### [What you are asked to do]
Output the entries below exactly as written, omitting pictures.

### [Raw records]
* start *

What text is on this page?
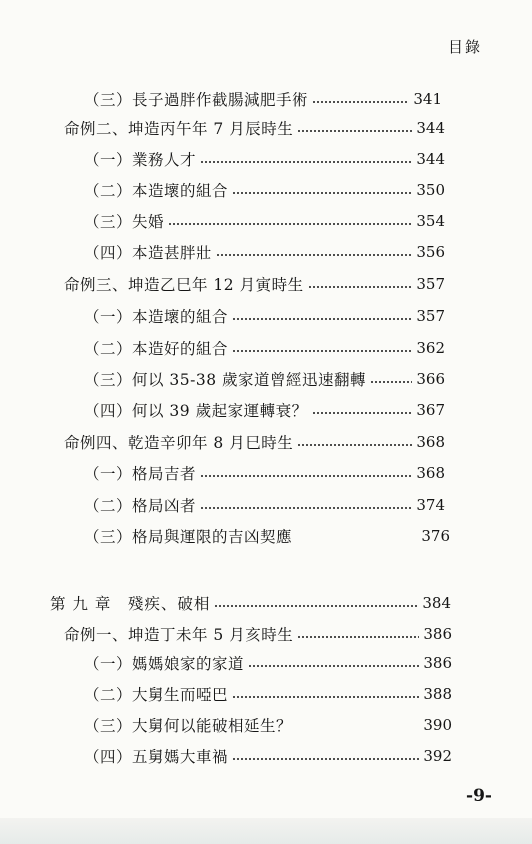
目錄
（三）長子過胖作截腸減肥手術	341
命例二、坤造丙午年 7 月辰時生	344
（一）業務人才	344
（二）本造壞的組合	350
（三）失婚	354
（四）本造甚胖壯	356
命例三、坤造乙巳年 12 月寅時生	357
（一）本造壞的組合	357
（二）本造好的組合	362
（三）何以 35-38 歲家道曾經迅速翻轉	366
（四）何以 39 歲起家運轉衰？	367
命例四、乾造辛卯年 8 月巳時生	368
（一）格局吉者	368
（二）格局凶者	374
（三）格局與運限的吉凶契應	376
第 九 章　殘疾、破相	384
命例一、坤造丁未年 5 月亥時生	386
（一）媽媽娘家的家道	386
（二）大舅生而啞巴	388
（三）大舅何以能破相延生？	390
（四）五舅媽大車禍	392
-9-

* end *

### [Exercise answer]
What text is on this page?
目錄
（三）長子過胖作截腸減肥手術	341
命例二、坤造丙午年 7 月辰時生	344
（一）業務人才	344
（二）本造壞的組合	350
（三）失婚	354
（四）本造甚胖壯	356
命例三、坤造乙巳年 12 月寅時生	357
（一）本造壞的組合	357
（二）本造好的組合	362
（三）何以 35-38 歲家道曾經迅速翻轉	366
（四）何以 39 歲起家運轉衰？	367
命例四、乾造辛卯年 8 月巳時生	368
（一）格局吉者	368
（二）格局凶者	374
（三）格局與運限的吉凶契應	376
第 九 章　殘疾、破相	384
命例一、坤造丁未年 5 月亥時生	386
（一）媽媽娘家的家道	386
（二）大舅生而啞巴	388
（三）大舅何以能破相延生？	390
（四）五舅媽大車禍	392
-9-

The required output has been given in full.